INFORMATION SHOWN below:

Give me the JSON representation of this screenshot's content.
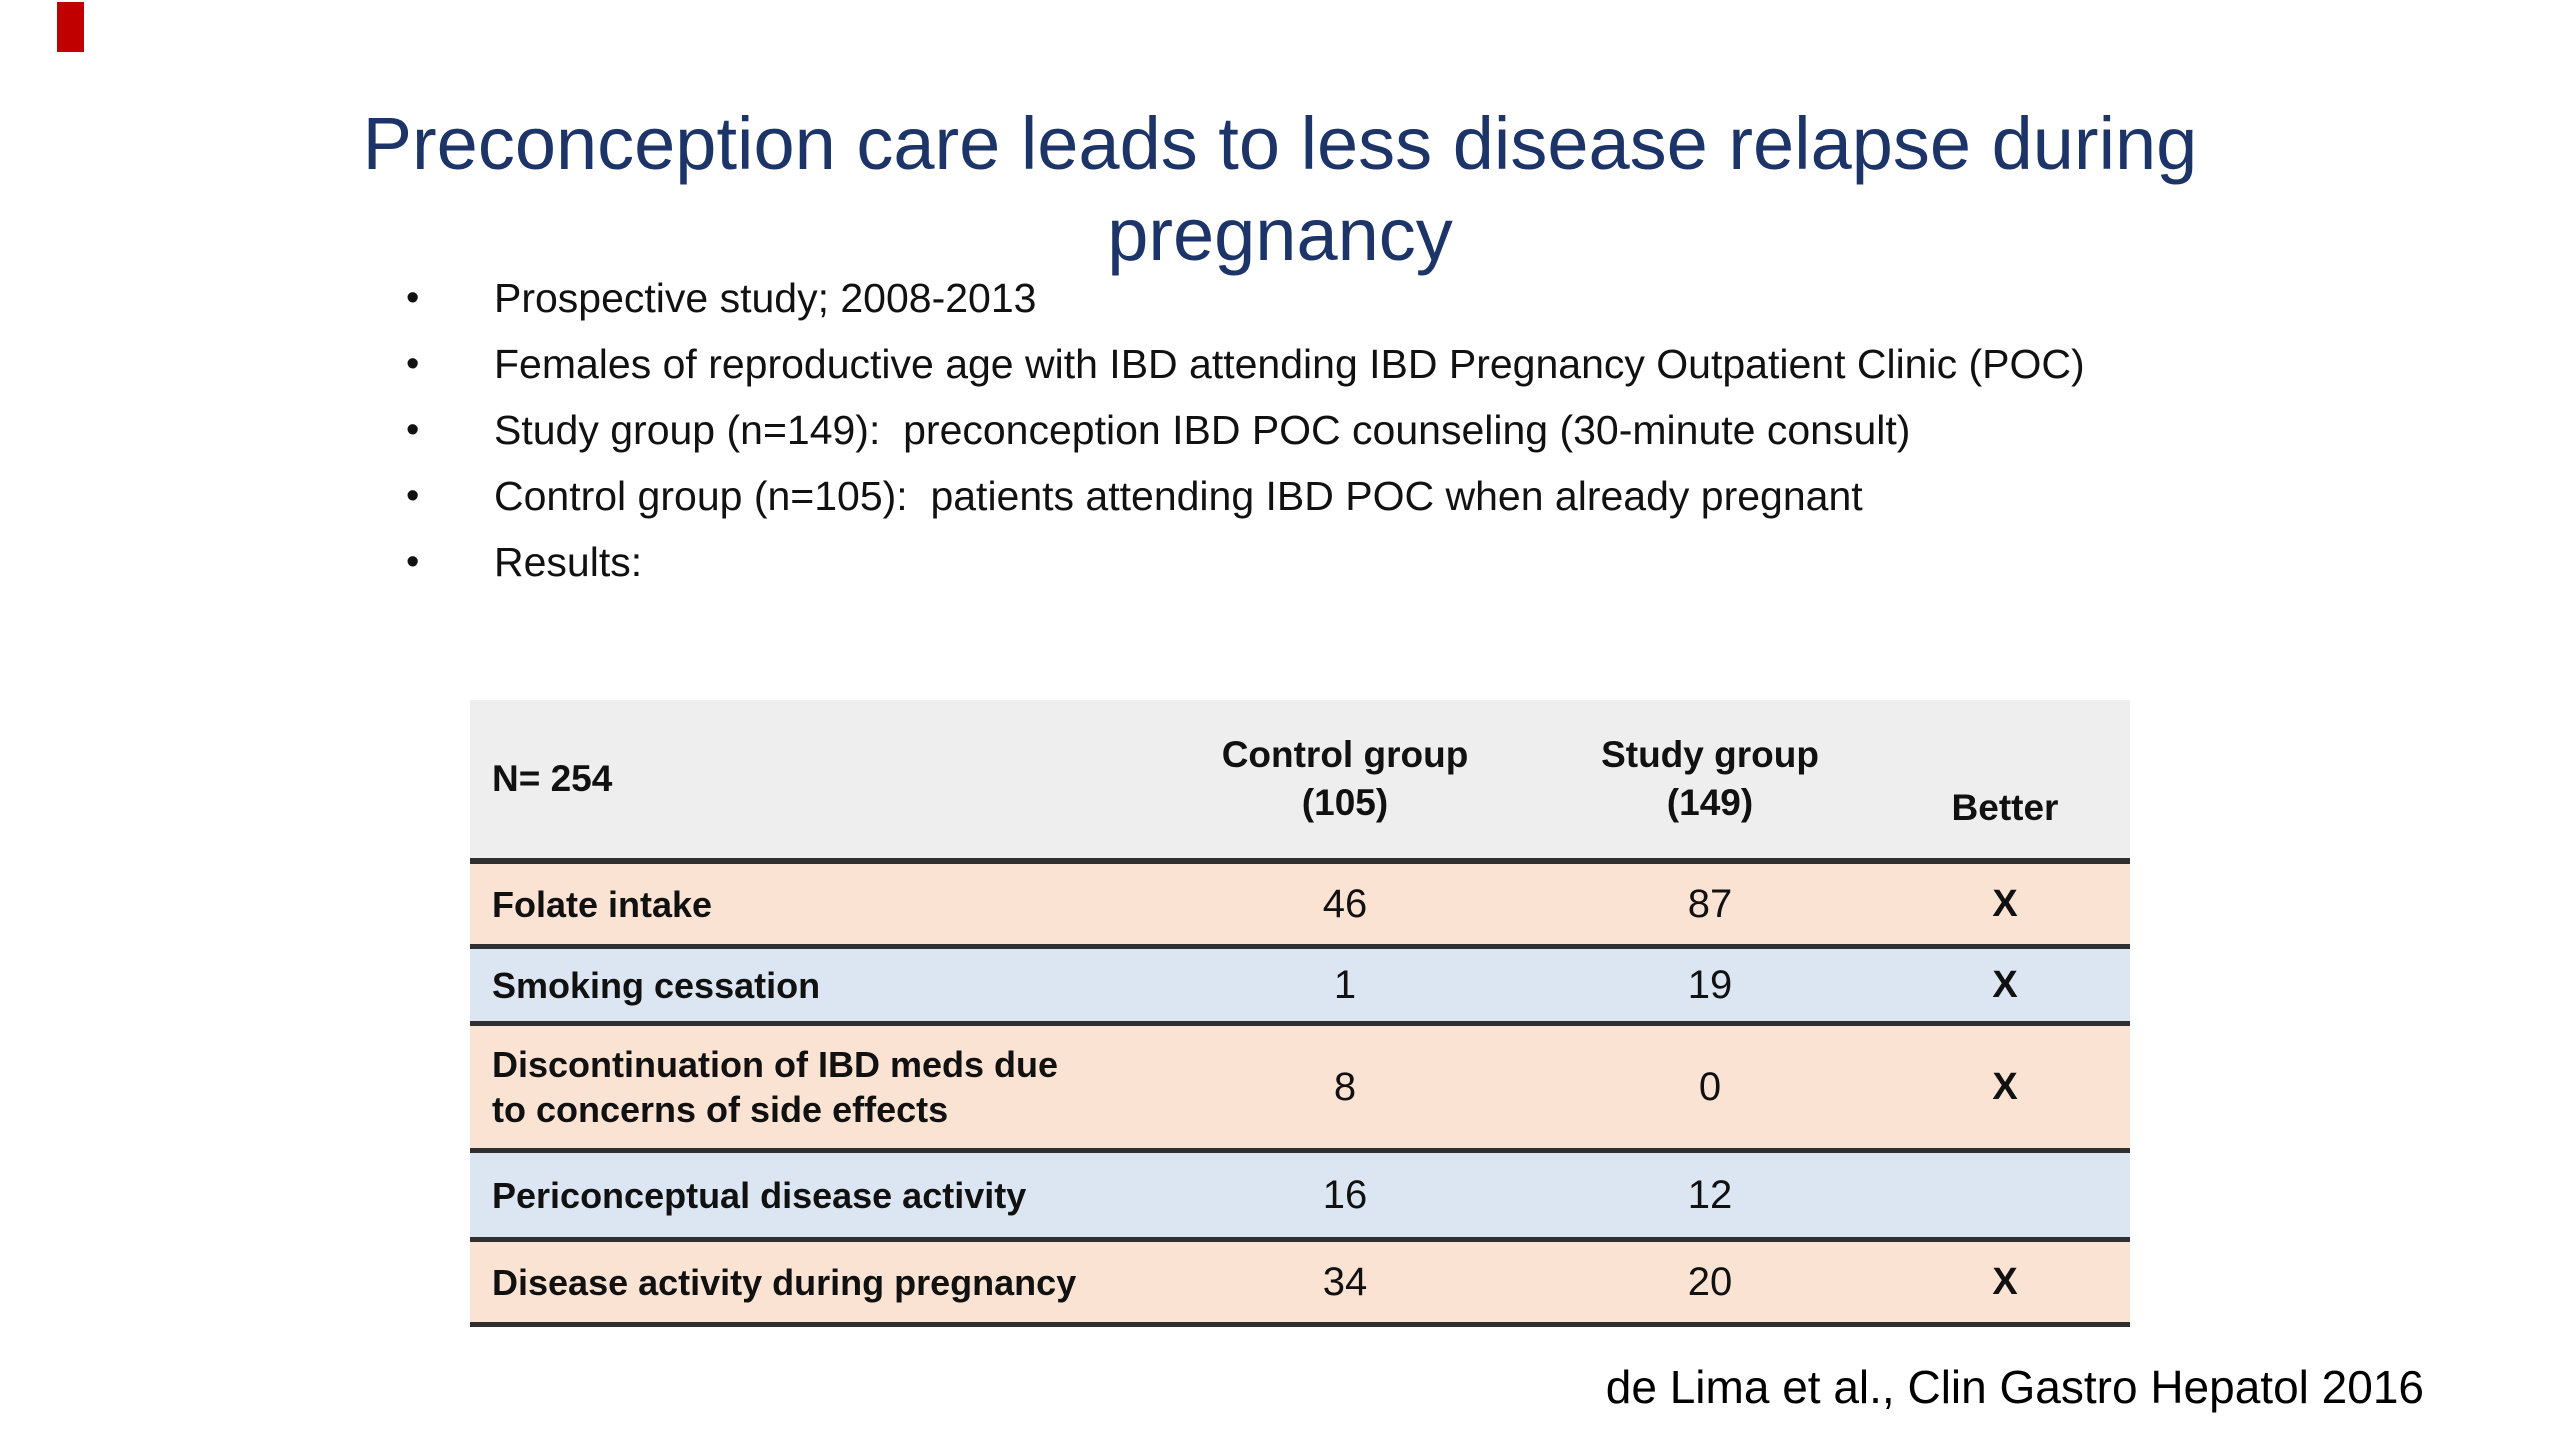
{
  "title": {
    "line1": "Preconception care leads to less disease relapse during",
    "line2": "pregnancy"
  },
  "bullets": {
    "marker": "•",
    "items": [
      "Prospective study; 2008-2013",
      "Females of reproductive age with IBD attending IBD Pregnancy Outpatient Clinic (POC)",
      "Study group (n=149):  preconception IBD POC counseling (30-minute consult)",
      "Control group (n=105):  patients attending IBD POC when already pregnant",
      "Results:"
    ]
  },
  "table": {
    "header": {
      "n_label": "N= 254",
      "control_line1": "Control group",
      "control_line2": "(105)",
      "study_line1": "Study group",
      "study_line2": "(149)",
      "better": "Better"
    },
    "rows": [
      {
        "label": "Folate intake",
        "control": "46",
        "study": "87",
        "better": "X"
      },
      {
        "label": "Smoking cessation",
        "control": "1",
        "study": "19",
        "better": "X"
      },
      {
        "label": "Discontinuation of IBD meds due\nto concerns of side effects",
        "control": "8",
        "study": "0",
        "better": "X"
      },
      {
        "label": "Periconceptual disease activity",
        "control": "16",
        "study": "12",
        "better": ""
      },
      {
        "label": "Disease activity during pregnancy",
        "control": "34",
        "study": "20",
        "better": "X"
      }
    ]
  },
  "citation": {
    "text": "de Lima et al., Clin Gastro Hepatol 2016"
  },
  "colors": {
    "title_navy": "#1c3468",
    "row_peach": "#fbe3d4",
    "row_blue": "#dbe6f2",
    "header_gray": "#eeeeee",
    "border_dark": "#303030",
    "marker_red": "#c00000"
  }
}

End of INFORMATION SHOWN.

YOUR OBJECTIVE - For this exercise, transcribe the data exactly but without its pictures.

ANSWER TO THIS EXERCISE -
Give me the JSON representation of this screenshot's content.
{
  "title": {
    "line1": "Preconception care leads to less disease relapse during",
    "line2": "pregnancy"
  },
  "bullets": {
    "marker": "•",
    "items": [
      "Prospective study; 2008-2013",
      "Females of reproductive age with IBD attending IBD Pregnancy Outpatient Clinic (POC)",
      "Study group (n=149):  preconception IBD POC counseling (30-minute consult)",
      "Control group (n=105):  patients attending IBD POC when already pregnant",
      "Results:"
    ]
  },
  "table": {
    "header": {
      "n_label": "N= 254",
      "control_line1": "Control group",
      "control_line2": "(105)",
      "study_line1": "Study group",
      "study_line2": "(149)",
      "better": "Better"
    },
    "rows": [
      {
        "label": "Folate intake",
        "control": "46",
        "study": "87",
        "better": "X"
      },
      {
        "label": "Smoking cessation",
        "control": "1",
        "study": "19",
        "better": "X"
      },
      {
        "label": "Discontinuation of IBD meds due\nto concerns of side effects",
        "control": "8",
        "study": "0",
        "better": "X"
      },
      {
        "label": "Periconceptual disease activity",
        "control": "16",
        "study": "12",
        "better": ""
      },
      {
        "label": "Disease activity during pregnancy",
        "control": "34",
        "study": "20",
        "better": "X"
      }
    ]
  },
  "citation": {
    "text": "de Lima et al., Clin Gastro Hepatol 2016"
  },
  "colors": {
    "title_navy": "#1c3468",
    "row_peach": "#fbe3d4",
    "row_blue": "#dbe6f2",
    "header_gray": "#eeeeee",
    "border_dark": "#303030",
    "marker_red": "#c00000"
  }
}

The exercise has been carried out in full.